● TO DO
Would you return the complete listing below word for word?

+---+

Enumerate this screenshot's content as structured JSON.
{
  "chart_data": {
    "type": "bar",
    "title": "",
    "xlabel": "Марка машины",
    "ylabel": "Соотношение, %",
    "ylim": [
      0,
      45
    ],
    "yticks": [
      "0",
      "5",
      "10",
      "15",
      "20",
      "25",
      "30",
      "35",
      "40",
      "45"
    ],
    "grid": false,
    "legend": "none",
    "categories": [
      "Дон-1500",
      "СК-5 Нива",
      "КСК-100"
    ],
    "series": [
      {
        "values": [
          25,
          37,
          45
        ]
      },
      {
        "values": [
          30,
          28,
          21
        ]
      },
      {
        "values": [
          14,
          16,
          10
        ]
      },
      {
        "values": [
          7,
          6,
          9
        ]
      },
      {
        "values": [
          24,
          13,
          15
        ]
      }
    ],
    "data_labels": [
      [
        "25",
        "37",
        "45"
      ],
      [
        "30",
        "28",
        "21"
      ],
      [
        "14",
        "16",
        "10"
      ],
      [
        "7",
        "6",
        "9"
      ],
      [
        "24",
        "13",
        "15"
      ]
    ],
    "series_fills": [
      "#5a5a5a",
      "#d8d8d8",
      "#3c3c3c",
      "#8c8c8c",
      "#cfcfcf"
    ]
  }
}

+---+

● WRITTEN RESPONSE
Enumerate this screenshot's content as structured JSON.
{
  "chart_data": {
    "type": "bar",
    "title": "",
    "xlabel": "Марка машины",
    "ylabel": "Соотношение, %",
    "ylim": [
      0,
      45
    ],
    "yticks": [
      "0",
      "5",
      "10",
      "15",
      "20",
      "25",
      "30",
      "35",
      "40",
      "45"
    ],
    "grid": false,
    "legend": "none",
    "categories": [
      "Дон-1500",
      "СК-5 Нива",
      "КСК-100"
    ],
    "series": [
      {
        "values": [
          25,
          37,
          45
        ]
      },
      {
        "values": [
          30,
          28,
          21
        ]
      },
      {
        "values": [
          14,
          16,
          10
        ]
      },
      {
        "values": [
          7,
          6,
          9
        ]
      },
      {
        "values": [
          24,
          13,
          15
        ]
      }
    ],
    "data_labels": [
      [
        "25",
        "37",
        "45"
      ],
      [
        "30",
        "28",
        "21"
      ],
      [
        "14",
        "16",
        "10"
      ],
      [
        "7",
        "6",
        "9"
      ],
      [
        "24",
        "13",
        "15"
      ]
    ],
    "series_fills": [
      "#5a5a5a",
      "#d8d8d8",
      "#3c3c3c",
      "#8c8c8c",
      "#cfcfcf"
    ]
  }
}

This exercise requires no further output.